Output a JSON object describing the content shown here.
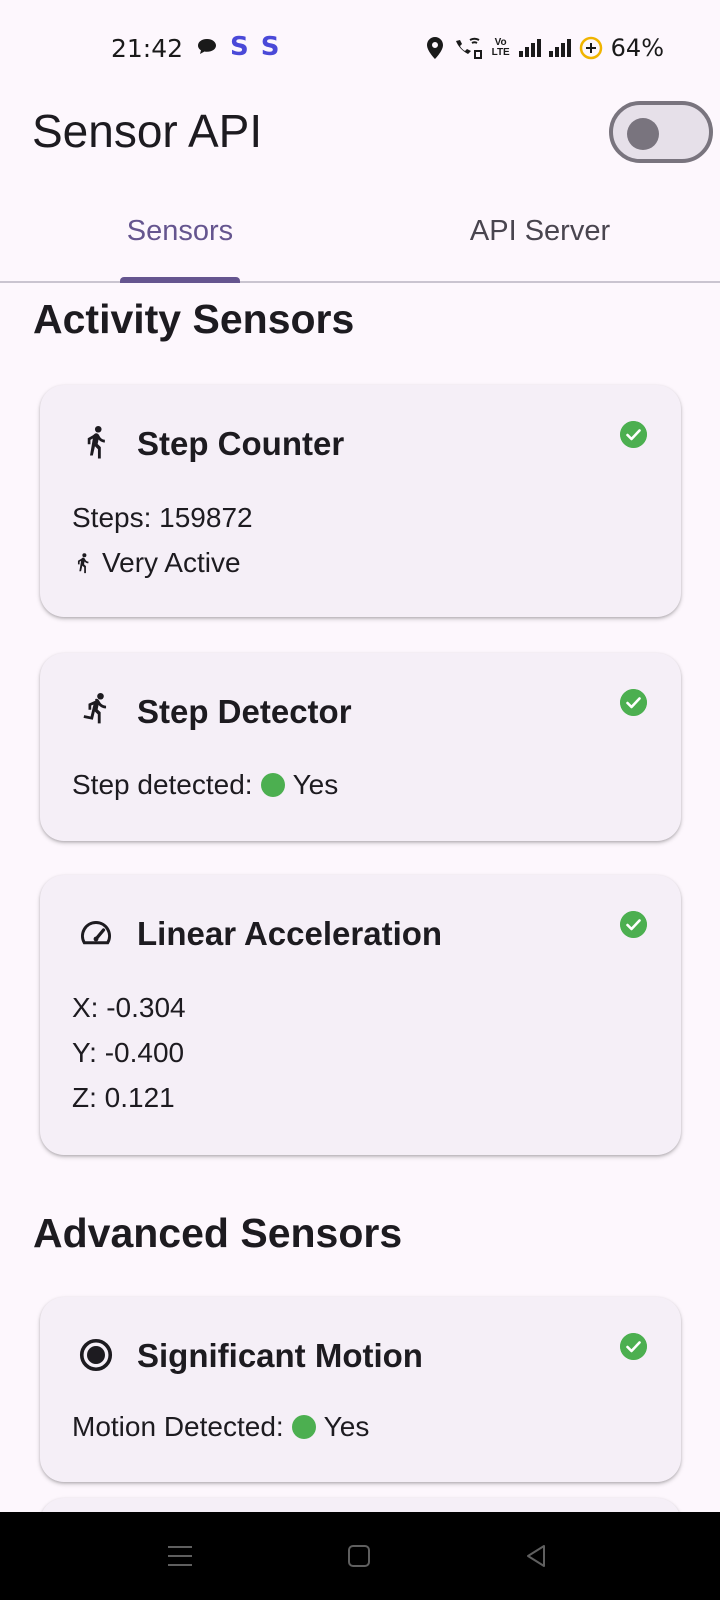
{
  "status_bar": {
    "time": "21:42",
    "battery": "64%",
    "volte": "Vo LTE",
    "icons": [
      "chat-bubble-icon",
      "s-app-icon",
      "s-app-icon",
      "location-icon",
      "wifi-call-icon",
      "volte-icon",
      "signal-icon",
      "signal-icon",
      "battery-saver-icon"
    ]
  },
  "app": {
    "title": "Sensor API",
    "toggle_on": false
  },
  "tabs": [
    {
      "label": "Sensors",
      "active": true
    },
    {
      "label": "API Server",
      "active": false
    }
  ],
  "sections": [
    {
      "title": "Activity Sensors"
    },
    {
      "title": "Advanced Sensors"
    }
  ],
  "cards": {
    "step_counter": {
      "title": "Step Counter",
      "icon": "walk-icon",
      "steps": "Steps: 159872",
      "activity": "Very Active"
    },
    "step_detector": {
      "title": "Step Detector",
      "icon": "run-icon",
      "label": "Step detected:",
      "value": "Yes"
    },
    "linear_acceleration": {
      "title": "Linear Acceleration",
      "icon": "speedometer-icon",
      "x": "X: -0.304",
      "y": "Y: -0.400",
      "z": "Z: 0.121"
    },
    "significant_motion": {
      "title": "Significant Motion",
      "icon": "record-icon",
      "label": "Motion Detected:",
      "value": "Yes"
    }
  },
  "colors": {
    "background": "#fdf7fd",
    "accent": "#65558f",
    "card": "#f5eff7",
    "ok_green": "#4caf50"
  }
}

§ Brief
Print each record exactly as it stands, leaving the images out.

§ Answer to the task
Output a JSON object describing the content shown here.
{
  "status_bar": {
    "time": "21:42",
    "battery": "64%",
    "volte": "Vo LTE",
    "icons": [
      "chat-bubble-icon",
      "s-app-icon",
      "s-app-icon",
      "location-icon",
      "wifi-call-icon",
      "volte-icon",
      "signal-icon",
      "signal-icon",
      "battery-saver-icon"
    ]
  },
  "app": {
    "title": "Sensor API",
    "toggle_on": false
  },
  "tabs": [
    {
      "label": "Sensors",
      "active": true
    },
    {
      "label": "API Server",
      "active": false
    }
  ],
  "sections": [
    {
      "title": "Activity Sensors"
    },
    {
      "title": "Advanced Sensors"
    }
  ],
  "cards": {
    "step_counter": {
      "title": "Step Counter",
      "icon": "walk-icon",
      "steps": "Steps: 159872",
      "activity": "Very Active"
    },
    "step_detector": {
      "title": "Step Detector",
      "icon": "run-icon",
      "label": "Step detected:",
      "value": "Yes"
    },
    "linear_acceleration": {
      "title": "Linear Acceleration",
      "icon": "speedometer-icon",
      "x": "X: -0.304",
      "y": "Y: -0.400",
      "z": "Z: 0.121"
    },
    "significant_motion": {
      "title": "Significant Motion",
      "icon": "record-icon",
      "label": "Motion Detected:",
      "value": "Yes"
    }
  },
  "colors": {
    "background": "#fdf7fd",
    "accent": "#65558f",
    "card": "#f5eff7",
    "ok_green": "#4caf50"
  }
}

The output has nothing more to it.